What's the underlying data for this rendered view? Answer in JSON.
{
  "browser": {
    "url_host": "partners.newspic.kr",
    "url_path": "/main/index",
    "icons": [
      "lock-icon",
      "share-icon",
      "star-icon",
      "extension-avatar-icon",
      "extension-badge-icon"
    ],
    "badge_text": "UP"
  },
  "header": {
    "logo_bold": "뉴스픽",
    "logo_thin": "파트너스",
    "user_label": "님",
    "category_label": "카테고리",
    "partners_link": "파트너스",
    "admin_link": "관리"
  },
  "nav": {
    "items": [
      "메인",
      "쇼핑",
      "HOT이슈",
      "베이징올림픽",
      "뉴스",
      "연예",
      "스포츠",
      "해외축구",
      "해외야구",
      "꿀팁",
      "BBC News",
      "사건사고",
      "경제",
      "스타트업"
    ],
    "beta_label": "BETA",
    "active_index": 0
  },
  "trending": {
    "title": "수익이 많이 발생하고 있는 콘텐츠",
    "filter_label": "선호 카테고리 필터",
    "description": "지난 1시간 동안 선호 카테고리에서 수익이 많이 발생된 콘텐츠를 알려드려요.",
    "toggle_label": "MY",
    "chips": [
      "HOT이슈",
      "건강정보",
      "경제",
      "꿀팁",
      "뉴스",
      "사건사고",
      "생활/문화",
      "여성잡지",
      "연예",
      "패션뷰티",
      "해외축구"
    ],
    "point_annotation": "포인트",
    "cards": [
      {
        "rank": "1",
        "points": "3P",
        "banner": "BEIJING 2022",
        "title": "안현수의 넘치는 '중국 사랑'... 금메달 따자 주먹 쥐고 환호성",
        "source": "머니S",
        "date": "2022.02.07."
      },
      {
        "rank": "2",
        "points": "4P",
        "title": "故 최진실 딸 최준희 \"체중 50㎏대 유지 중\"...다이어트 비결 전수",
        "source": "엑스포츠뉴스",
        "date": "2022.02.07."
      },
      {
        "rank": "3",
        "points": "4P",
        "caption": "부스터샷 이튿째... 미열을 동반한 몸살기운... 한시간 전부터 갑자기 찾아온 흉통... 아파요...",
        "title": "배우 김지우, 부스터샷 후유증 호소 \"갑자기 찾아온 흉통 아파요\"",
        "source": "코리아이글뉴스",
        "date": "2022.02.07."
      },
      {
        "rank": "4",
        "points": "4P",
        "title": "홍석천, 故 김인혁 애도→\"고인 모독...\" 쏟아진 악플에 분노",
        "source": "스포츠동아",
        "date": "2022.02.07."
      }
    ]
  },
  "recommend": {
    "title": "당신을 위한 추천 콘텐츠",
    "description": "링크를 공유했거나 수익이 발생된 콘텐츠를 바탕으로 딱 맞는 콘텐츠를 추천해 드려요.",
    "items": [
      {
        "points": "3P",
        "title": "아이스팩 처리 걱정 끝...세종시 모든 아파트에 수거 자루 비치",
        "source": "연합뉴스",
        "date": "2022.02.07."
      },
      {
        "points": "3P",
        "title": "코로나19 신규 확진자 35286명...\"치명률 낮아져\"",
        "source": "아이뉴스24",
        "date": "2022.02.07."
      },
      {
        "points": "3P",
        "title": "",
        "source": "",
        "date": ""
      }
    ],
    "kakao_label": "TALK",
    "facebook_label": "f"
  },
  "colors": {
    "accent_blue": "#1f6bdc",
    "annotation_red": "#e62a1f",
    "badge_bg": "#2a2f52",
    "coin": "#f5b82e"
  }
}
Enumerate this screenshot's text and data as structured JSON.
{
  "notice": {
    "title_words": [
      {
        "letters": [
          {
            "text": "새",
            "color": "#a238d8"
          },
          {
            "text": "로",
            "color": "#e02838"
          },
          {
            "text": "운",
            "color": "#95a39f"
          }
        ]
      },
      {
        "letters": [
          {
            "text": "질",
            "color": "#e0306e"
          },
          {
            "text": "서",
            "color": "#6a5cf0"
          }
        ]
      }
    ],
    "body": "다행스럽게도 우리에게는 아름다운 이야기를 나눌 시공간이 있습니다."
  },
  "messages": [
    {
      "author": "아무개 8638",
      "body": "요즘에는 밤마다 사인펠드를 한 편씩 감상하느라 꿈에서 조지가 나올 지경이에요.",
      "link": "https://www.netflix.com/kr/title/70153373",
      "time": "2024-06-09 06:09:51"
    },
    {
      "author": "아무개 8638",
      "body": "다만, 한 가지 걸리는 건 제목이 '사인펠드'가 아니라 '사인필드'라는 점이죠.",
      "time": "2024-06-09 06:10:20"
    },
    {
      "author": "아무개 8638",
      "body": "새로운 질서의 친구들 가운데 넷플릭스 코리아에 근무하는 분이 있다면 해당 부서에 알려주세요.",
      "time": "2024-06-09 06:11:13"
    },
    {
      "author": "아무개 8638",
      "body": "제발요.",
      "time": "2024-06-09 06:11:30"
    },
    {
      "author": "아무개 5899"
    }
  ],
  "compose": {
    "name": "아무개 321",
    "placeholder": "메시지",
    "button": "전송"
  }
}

> _Work required_:
Repeat all of the records above exactly as they appear.

> _Response to this task_:
What's the underlying data for this rendered view? Answer in JSON.
{
  "browser": {
    "url_host": "partners.newspic.kr",
    "url_path": "/main/index",
    "icons": [
      "lock-icon",
      "share-icon",
      "star-icon",
      "extension-avatar-icon",
      "extension-badge-icon"
    ],
    "badge_text": "UP"
  },
  "header": {
    "logo_bold": "뉴스픽",
    "logo_thin": "파트너스",
    "user_label": "님",
    "category_label": "카테고리",
    "partners_link": "파트너스",
    "admin_link": "관리"
  },
  "nav": {
    "items": [
      "메인",
      "쇼핑",
      "HOT이슈",
      "베이징올림픽",
      "뉴스",
      "연예",
      "스포츠",
      "해외축구",
      "해외야구",
      "꿀팁",
      "BBC News",
      "사건사고",
      "경제",
      "스타트업"
    ],
    "beta_label": "BETA",
    "active_index": 0
  },
  "trending": {
    "title": "수익이 많이 발생하고 있는 콘텐츠",
    "filter_label": "선호 카테고리 필터",
    "description": "지난 1시간 동안 선호 카테고리에서 수익이 많이 발생된 콘텐츠를 알려드려요.",
    "toggle_label": "MY",
    "chips": [
      "HOT이슈",
      "건강정보",
      "경제",
      "꿀팁",
      "뉴스",
      "사건사고",
      "생활/문화",
      "여성잡지",
      "연예",
      "패션뷰티",
      "해외축구"
    ],
    "point_annotation": "포인트",
    "cards": [
      {
        "rank": "1",
        "points": "3P",
        "banner": "BEIJING 2022",
        "title": "안현수의 넘치는 '중국 사랑'... 금메달 따자 주먹 쥐고 환호성",
        "source": "머니S",
        "date": "2022.02.07."
      },
      {
        "rank": "2",
        "points": "4P",
        "title": "故 최진실 딸 최준희 \"체중 50㎏대 유지 중\"...다이어트 비결 전수",
        "source": "엑스포츠뉴스",
        "date": "2022.02.07."
      },
      {
        "rank": "3",
        "points": "4P",
        "caption": "부스터샷 이튿째... 미열을 동반한 몸살기운... 한시간 전부터 갑자기 찾아온 흉통... 아파요...",
        "title": "배우 김지우, 부스터샷 후유증 호소 \"갑자기 찾아온 흉통 아파요\"",
        "source": "코리아이글뉴스",
        "date": "2022.02.07."
      },
      {
        "rank": "4",
        "points": "4P",
        "title": "홍석천, 故 김인혁 애도→\"고인 모독...\" 쏟아진 악플에 분노",
        "source": "스포츠동아",
        "date": "2022.02.07."
      }
    ]
  },
  "recommend": {
    "title": "당신을 위한 추천 콘텐츠",
    "description": "링크를 공유했거나 수익이 발생된 콘텐츠를 바탕으로 딱 맞는 콘텐츠를 추천해 드려요.",
    "items": [
      {
        "points": "3P",
        "title": "아이스팩 처리 걱정 끝...세종시 모든 아파트에 수거 자루 비치",
        "source": "연합뉴스",
        "date": "2022.02.07."
      },
      {
        "points": "3P",
        "title": "코로나19 신규 확진자 35286명...\"치명률 낮아져\"",
        "source": "아이뉴스24",
        "date": "2022.02.07."
      },
      {
        "points": "3P",
        "title": "",
        "source": "",
        "date": ""
      }
    ],
    "kakao_label": "TALK",
    "facebook_label": "f"
  },
  "colors": {
    "accent_blue": "#1f6bdc",
    "annotation_red": "#e62a1f",
    "badge_bg": "#2a2f52",
    "coin": "#f5b82e"
  }
}
Enumerate this screenshot's text and data as structured JSON.
{
  "notice": {
    "title_words": [
      {
        "letters": [
          {
            "text": "새",
            "color": "#a238d8"
          },
          {
            "text": "로",
            "color": "#e02838"
          },
          {
            "text": "운",
            "color": "#95a39f"
          }
        ]
      },
      {
        "letters": [
          {
            "text": "질",
            "color": "#e0306e"
          },
          {
            "text": "서",
            "color": "#6a5cf0"
          }
        ]
      }
    ],
    "body": "다행스럽게도 우리에게는 아름다운 이야기를 나눌 시공간이 있습니다."
  },
  "messages": [
    {
      "author": "아무개 8638",
      "body": "요즘에는 밤마다 사인펠드를 한 편씩 감상하느라 꿈에서 조지가 나올 지경이에요.",
      "link": "https://www.netflix.com/kr/title/70153373",
      "time": "2024-06-09 06:09:51"
    },
    {
      "author": "아무개 8638",
      "body": "다만, 한 가지 걸리는 건 제목이 '사인펠드'가 아니라 '사인필드'라는 점이죠.",
      "time": "2024-06-09 06:10:20"
    },
    {
      "author": "아무개 8638",
      "body": "새로운 질서의 친구들 가운데 넷플릭스 코리아에 근무하는 분이 있다면 해당 부서에 알려주세요.",
      "time": "2024-06-09 06:11:13"
    },
    {
      "author": "아무개 8638",
      "body": "제발요.",
      "time": "2024-06-09 06:11:30"
    },
    {
      "author": "아무개 5899"
    }
  ],
  "compose": {
    "name": "아무개 321",
    "placeholder": "메시지",
    "button": "전송"
  }
}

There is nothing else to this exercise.